TASK OBJECTIVE: Copy out each line of the data that holds the word "videos".

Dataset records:
◇ ◇ ◇ ◇ ◇ ◇ ◇

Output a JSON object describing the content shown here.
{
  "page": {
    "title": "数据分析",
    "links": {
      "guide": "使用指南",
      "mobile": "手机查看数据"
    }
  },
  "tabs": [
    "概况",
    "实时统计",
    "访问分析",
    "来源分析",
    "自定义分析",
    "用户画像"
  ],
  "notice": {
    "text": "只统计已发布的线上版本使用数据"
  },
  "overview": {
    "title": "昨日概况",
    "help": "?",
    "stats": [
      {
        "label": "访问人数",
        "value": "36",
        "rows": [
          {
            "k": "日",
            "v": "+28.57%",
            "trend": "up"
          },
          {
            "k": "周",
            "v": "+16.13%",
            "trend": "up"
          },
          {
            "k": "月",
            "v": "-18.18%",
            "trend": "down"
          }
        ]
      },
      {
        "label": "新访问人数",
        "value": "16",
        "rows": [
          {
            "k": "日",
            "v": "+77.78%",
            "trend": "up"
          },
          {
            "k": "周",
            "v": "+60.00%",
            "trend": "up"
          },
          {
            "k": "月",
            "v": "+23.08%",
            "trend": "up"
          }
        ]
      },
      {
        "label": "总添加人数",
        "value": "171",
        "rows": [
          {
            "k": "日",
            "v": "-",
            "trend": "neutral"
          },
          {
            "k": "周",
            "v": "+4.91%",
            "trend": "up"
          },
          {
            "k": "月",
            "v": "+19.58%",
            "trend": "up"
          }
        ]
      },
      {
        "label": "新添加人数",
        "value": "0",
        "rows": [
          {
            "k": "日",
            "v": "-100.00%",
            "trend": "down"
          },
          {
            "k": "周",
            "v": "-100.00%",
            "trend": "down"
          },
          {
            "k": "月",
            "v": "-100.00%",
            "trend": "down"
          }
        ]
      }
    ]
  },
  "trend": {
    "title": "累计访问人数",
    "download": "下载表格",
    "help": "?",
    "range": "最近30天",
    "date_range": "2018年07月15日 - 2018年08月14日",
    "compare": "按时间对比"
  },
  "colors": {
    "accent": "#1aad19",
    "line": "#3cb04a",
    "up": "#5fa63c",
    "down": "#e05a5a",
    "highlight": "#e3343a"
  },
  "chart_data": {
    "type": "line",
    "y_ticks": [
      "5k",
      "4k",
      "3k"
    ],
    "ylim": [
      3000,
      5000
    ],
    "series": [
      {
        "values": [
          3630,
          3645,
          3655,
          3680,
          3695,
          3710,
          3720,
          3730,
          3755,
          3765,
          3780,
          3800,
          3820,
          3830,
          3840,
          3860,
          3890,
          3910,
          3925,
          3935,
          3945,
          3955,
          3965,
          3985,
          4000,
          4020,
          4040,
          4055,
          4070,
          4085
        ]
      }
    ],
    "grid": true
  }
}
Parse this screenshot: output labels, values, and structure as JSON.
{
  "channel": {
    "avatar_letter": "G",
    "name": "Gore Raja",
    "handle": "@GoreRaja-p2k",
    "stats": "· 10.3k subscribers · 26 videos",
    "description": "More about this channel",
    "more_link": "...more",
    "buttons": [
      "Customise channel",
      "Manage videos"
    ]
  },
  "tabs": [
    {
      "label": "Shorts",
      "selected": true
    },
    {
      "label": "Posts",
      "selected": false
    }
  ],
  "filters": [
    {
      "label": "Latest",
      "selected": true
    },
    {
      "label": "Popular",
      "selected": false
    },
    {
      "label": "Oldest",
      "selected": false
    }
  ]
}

◇ ◇ ◇ ◇ ◇ ◇ ◇

COMPLETED TASK:
    "stats": "· 10.3k subscribers · 26 videos",
      "Manage videos"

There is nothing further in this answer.